• [Problem requirements] Search the data for the word "wird" and copy every line that contains it.

_ _ _

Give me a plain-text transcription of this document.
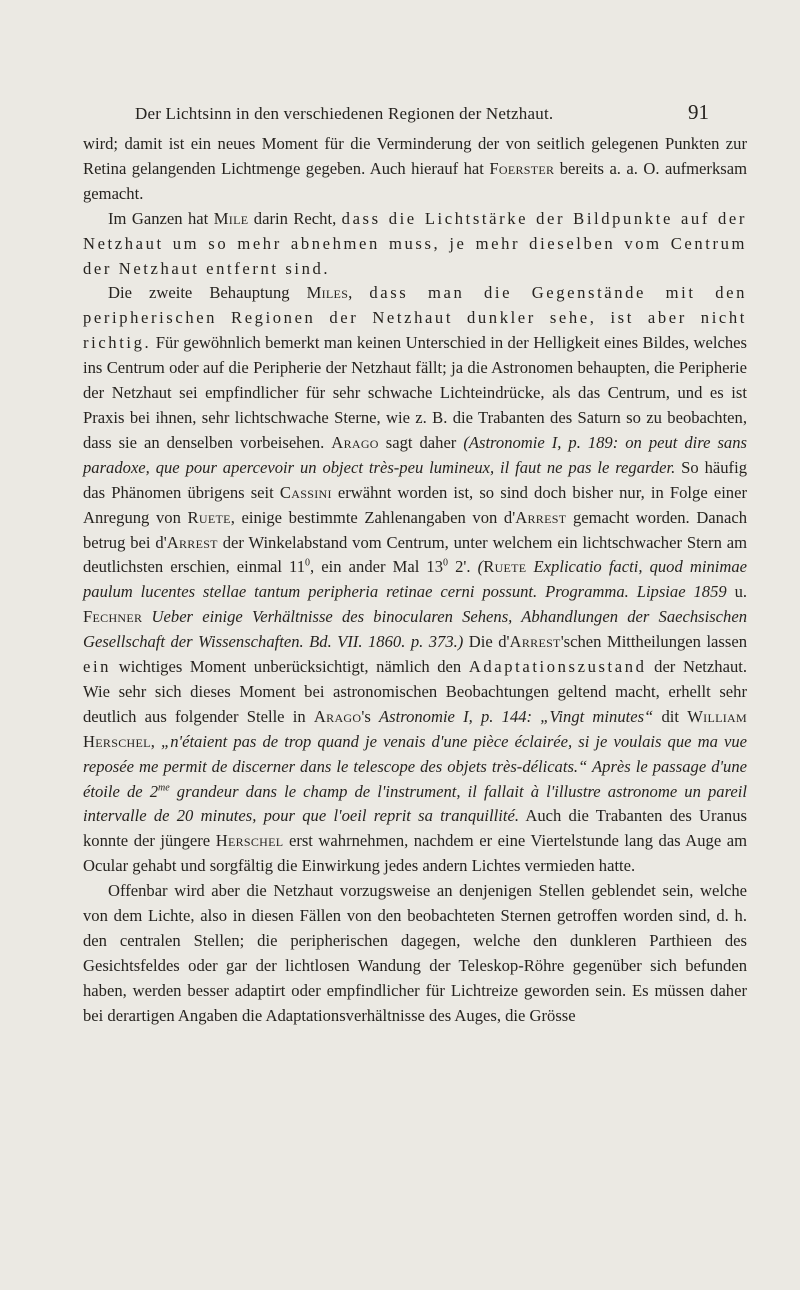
Der Lichtsinn in den verschiedenen Regionen der Netzhaut.	91

wird; damit ist ein neues Moment für die Verminderung der von seitlich gelegenen Punkten zur Retina gelangenden Lichtmenge gegeben. Auch hierauf hat Foerster bereits a. a. O. aufmerksam gemacht.

Im Ganzen hat Mile darin Recht, dass die Lichtstärke der Bildpunkte auf der Netzhaut um so mehr abnehmen muss, je mehr dieselben vom Centrum der Netzhaut entfernt sind.

Die zweite Behauptung Miles, dass man die Gegenstände mit den peripherischen Regionen der Netzhaut dunkler sehe, ist aber nicht richtig. Für gewöhnlich bemerkt man keinen Unterschied in der Helligkeit eines Bildes, welches ins Centrum oder auf die Peripherie der Netzhaut fällt; ja die Astronomen behaupten, die Peripherie der Netzhaut sei empfindlicher für sehr schwache Lichteindrücke, als das Centrum, und es ist Praxis bei ihnen, sehr lichtschwache Sterne, wie z. B. die Trabanten des Saturn so zu beobachten, dass sie an denselben vorbeisehen. Arago sagt daher (Astronomie I, p. 189: on peut dire sans paradoxe, que pour apercevoir un object très-peu lumineux, il faut ne pas le regarder. So häufig das Phänomen übrigens seit Cassini erwähnt worden ist, so sind doch bisher nur, in Folge einer Anregung von Ruete, einige bestimmte Zahlenangaben von d'Arrest gemacht worden. Danach betrug bei d'Arrest der Winkelabstand vom Centrum, unter welchem ein lichtschwacher Stern am deutlichsten erschien, einmal $11^0$, ein ander Mal $13^0$ 2'. (Ruete Explicatio facti, quod minimae paulum lucentes stellae tantum peripheria retinae cerni possunt. Programma. Lipsiae 1859 u. Fechner Ueber einige Verhältnisse des binocularen Sehens, Abhandlungen der Saechsischen Gesellschaft der Wissenschaften. Bd. VII. 1860. p. 373.) Die d'Arrest'schen Mittheilungen lassen ein wichtiges Moment unberücksichtigt, nämlich den Adaptationszustand der Netzhaut. Wie sehr sich dieses Moment bei astronomischen Beobachtungen geltend macht, erhellt sehr deutlich aus folgender Stelle in Arago's Astronomie I, p. 144: „Vingt minutes“ dit William Herschel, „n'étaient pas de trop quand je venais d'une pièce éclairée, si je voulais que ma vue reposée me permit de discerner dans le telescope des objets très-délicats.“ Après le passage d'une étoile de $2^{me}$ grandeur dans le champ de l'instrument, il fallait à l'illustre astronome un pareil intervalle de 20 minutes, pour que l'oeil reprit sa tranquillité. Auch die Trabanten des Uranus konnte der jüngere Herschel erst wahrnehmen, nachdem er eine Viertelstunde lang das Auge am Ocular gehabt und sorgfältig die Einwirkung jedes andern Lichtes vermieden hatte.

Offenbar wird aber die Netzhaut vorzugsweise an denjenigen Stellen geblendet sein, welche von dem Lichte, also in diesen Fällen von den beobachteten Sternen getroffen worden sind, d. h. den centralen Stellen; die peripherischen dagegen, welche den dunkleren Parthieen des Gesichtsfeldes oder gar der lichtlosen Wandung der Teleskop-Röhre gegenüber sich befunden haben, werden besser adaptirt oder empfindlicher für Lichtreize geworden sein. Es müssen daher bei derartigen Angaben die Adaptationsverhältnisse des Auges, die Grösse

_ _ _

• [Response below]
wird; damit ist ein neues Moment für die Verminderung der von seitlich gelegenen Punkten zur Retina gelangenden Lichtmenge gegeben. Auch hierauf hat Foerster bereits a. a. O. aufmerksam gemacht.
Offenbar wird aber die Netzhaut vorzugsweise an denjenigen Stellen geblendet sein, welche von dem Lichte, also in diesen Fällen von den beobachteten Sternen getroffen worden sind, d. h. den centralen Stellen; die peripherischen dagegen, welche den dunkleren Parthieen des Gesichtsfeldes oder gar der lichtlosen Wandung der Teleskop-Röhre gegenüber sich befunden haben, werden besser adaptirt oder empfindlicher für Lichtreize geworden sein. Es müssen daher bei derartigen Angaben die Adaptationsverhältnisse des Auges, die Grösse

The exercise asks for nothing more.